GOAL OF THE EXERCISE:
Print each of the entries exactly, leaving nothing out.

STORED RECORDS:
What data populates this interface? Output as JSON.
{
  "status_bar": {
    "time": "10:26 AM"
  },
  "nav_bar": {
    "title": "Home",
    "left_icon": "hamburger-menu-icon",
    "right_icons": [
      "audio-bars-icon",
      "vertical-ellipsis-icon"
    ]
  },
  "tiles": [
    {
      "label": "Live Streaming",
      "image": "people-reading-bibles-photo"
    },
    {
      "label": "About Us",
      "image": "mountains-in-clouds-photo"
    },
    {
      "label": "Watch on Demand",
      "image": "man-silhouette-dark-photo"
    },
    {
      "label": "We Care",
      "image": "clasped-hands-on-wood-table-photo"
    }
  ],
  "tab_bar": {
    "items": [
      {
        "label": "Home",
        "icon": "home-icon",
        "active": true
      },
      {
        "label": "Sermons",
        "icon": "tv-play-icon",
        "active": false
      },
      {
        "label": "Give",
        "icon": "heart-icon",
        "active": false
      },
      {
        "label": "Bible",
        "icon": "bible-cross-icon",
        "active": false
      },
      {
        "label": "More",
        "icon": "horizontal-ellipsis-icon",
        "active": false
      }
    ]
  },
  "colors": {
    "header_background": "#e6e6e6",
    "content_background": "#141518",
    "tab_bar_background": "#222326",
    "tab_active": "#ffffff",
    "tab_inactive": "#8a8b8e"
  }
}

FULL SOLUTION:
What data populates this interface? Output as JSON.
{
  "status_bar": {
    "time": "10:26 AM"
  },
  "nav_bar": {
    "title": "Home",
    "left_icon": "hamburger-menu-icon",
    "right_icons": [
      "audio-bars-icon",
      "vertical-ellipsis-icon"
    ]
  },
  "tiles": [
    {
      "label": "Live Streaming",
      "image": "people-reading-bibles-photo"
    },
    {
      "label": "About Us",
      "image": "mountains-in-clouds-photo"
    },
    {
      "label": "Watch on Demand",
      "image": "man-silhouette-dark-photo"
    },
    {
      "label": "We Care",
      "image": "clasped-hands-on-wood-table-photo"
    }
  ],
  "tab_bar": {
    "items": [
      {
        "label": "Home",
        "icon": "home-icon",
        "active": true
      },
      {
        "label": "Sermons",
        "icon": "tv-play-icon",
        "active": false
      },
      {
        "label": "Give",
        "icon": "heart-icon",
        "active": false
      },
      {
        "label": "Bible",
        "icon": "bible-cross-icon",
        "active": false
      },
      {
        "label": "More",
        "icon": "horizontal-ellipsis-icon",
        "active": false
      }
    ]
  },
  "colors": {
    "header_background": "#e6e6e6",
    "content_background": "#141518",
    "tab_bar_background": "#222326",
    "tab_active": "#ffffff",
    "tab_inactive": "#8a8b8e"
  }
}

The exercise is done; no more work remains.